■ **Task input**

## start

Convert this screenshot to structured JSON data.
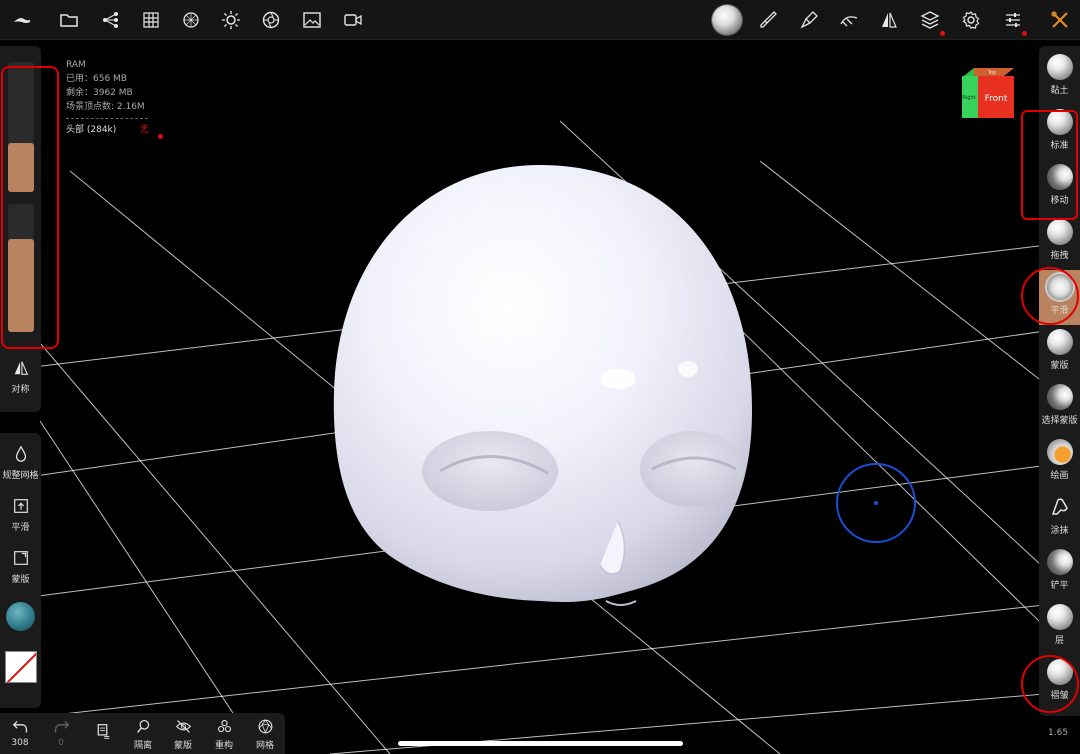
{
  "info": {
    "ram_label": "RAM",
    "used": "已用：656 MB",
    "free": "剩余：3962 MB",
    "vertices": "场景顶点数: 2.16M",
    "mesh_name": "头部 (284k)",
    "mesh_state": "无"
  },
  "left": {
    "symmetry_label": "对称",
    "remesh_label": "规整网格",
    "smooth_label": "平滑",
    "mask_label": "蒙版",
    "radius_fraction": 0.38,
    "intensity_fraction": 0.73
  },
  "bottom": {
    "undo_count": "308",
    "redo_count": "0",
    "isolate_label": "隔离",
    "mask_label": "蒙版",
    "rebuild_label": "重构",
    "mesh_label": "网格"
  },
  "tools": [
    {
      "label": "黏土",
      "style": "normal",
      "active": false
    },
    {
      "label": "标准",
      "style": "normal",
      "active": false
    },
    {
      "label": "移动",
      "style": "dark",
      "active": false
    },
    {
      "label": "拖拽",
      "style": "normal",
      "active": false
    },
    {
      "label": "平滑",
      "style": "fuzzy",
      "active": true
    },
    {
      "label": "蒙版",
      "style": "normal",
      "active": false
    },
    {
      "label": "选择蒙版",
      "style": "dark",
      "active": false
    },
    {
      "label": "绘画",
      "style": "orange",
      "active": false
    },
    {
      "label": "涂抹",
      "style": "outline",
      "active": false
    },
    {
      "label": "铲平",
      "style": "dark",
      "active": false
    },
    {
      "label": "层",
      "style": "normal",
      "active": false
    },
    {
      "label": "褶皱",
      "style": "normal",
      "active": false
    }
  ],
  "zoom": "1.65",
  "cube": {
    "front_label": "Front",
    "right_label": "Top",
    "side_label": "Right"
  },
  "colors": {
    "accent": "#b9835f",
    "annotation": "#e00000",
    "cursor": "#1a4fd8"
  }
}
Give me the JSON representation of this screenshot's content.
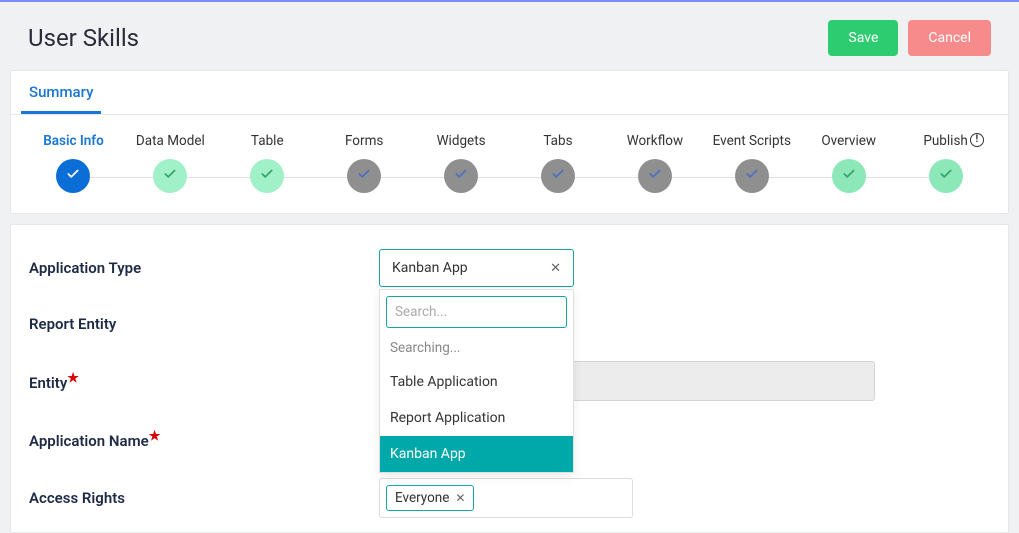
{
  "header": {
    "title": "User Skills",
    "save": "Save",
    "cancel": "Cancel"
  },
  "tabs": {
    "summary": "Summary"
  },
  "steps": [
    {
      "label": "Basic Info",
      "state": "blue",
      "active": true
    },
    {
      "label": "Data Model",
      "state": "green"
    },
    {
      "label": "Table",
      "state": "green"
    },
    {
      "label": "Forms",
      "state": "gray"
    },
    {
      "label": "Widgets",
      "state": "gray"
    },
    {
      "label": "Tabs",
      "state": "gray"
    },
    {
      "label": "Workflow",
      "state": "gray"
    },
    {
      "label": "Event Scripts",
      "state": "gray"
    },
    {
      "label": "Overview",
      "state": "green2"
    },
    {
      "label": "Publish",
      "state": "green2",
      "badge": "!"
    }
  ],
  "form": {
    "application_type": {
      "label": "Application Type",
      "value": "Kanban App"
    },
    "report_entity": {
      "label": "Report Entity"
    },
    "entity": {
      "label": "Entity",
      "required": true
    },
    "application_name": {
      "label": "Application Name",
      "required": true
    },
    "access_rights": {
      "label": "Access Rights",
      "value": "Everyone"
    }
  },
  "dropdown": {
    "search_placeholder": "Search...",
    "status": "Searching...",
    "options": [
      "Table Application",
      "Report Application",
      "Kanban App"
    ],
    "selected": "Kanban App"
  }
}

## end
## start

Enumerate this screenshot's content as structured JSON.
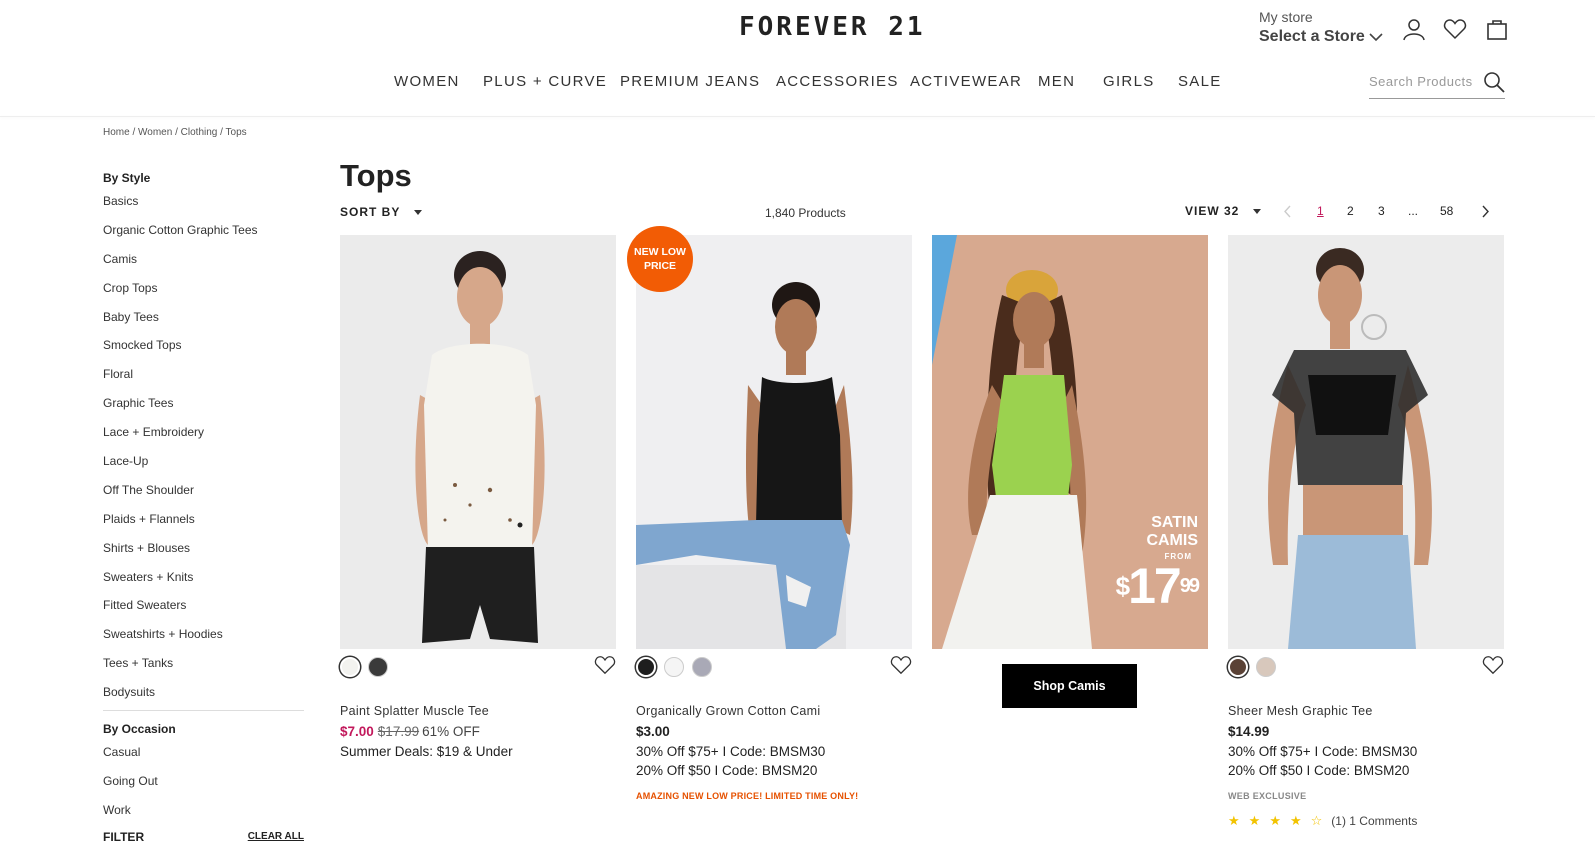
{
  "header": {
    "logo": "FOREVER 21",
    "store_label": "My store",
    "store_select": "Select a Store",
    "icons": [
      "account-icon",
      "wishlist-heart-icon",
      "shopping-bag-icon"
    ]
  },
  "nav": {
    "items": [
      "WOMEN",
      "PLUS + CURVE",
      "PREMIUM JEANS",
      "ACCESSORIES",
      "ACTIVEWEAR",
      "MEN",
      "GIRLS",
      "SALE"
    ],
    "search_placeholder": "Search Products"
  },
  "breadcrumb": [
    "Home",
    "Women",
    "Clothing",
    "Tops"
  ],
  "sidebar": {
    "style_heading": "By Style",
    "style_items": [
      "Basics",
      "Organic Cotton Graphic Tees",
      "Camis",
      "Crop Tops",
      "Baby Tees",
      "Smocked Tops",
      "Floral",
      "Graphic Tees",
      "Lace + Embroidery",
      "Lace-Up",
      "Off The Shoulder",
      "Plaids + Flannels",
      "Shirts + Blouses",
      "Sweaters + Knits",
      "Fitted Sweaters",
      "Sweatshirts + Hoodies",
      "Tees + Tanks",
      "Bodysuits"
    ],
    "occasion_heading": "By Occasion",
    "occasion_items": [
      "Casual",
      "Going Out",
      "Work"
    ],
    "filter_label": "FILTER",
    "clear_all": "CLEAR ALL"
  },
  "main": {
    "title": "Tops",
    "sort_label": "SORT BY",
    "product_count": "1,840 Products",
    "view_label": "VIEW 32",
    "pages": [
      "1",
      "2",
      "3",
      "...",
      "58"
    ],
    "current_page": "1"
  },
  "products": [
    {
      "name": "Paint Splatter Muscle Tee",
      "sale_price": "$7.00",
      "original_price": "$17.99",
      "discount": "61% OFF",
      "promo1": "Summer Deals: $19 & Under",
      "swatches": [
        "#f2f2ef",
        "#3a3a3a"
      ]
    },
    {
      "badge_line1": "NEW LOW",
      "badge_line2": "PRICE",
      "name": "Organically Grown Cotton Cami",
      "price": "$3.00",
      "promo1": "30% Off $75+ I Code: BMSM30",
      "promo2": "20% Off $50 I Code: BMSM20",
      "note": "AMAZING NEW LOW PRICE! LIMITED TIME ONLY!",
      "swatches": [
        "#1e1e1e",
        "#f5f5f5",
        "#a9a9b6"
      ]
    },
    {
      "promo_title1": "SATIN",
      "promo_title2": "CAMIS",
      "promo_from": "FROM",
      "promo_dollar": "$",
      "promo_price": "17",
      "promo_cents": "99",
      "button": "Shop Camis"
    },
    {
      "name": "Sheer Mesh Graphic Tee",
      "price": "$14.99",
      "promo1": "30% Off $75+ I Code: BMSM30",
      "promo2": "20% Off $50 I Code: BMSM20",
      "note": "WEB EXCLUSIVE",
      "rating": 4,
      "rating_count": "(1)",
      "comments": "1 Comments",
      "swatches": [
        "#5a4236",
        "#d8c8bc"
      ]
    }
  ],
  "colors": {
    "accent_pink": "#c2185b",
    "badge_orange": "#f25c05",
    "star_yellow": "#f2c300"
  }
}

## end

How many of the lines above include the string "Graphic"? Answer with the number only.

3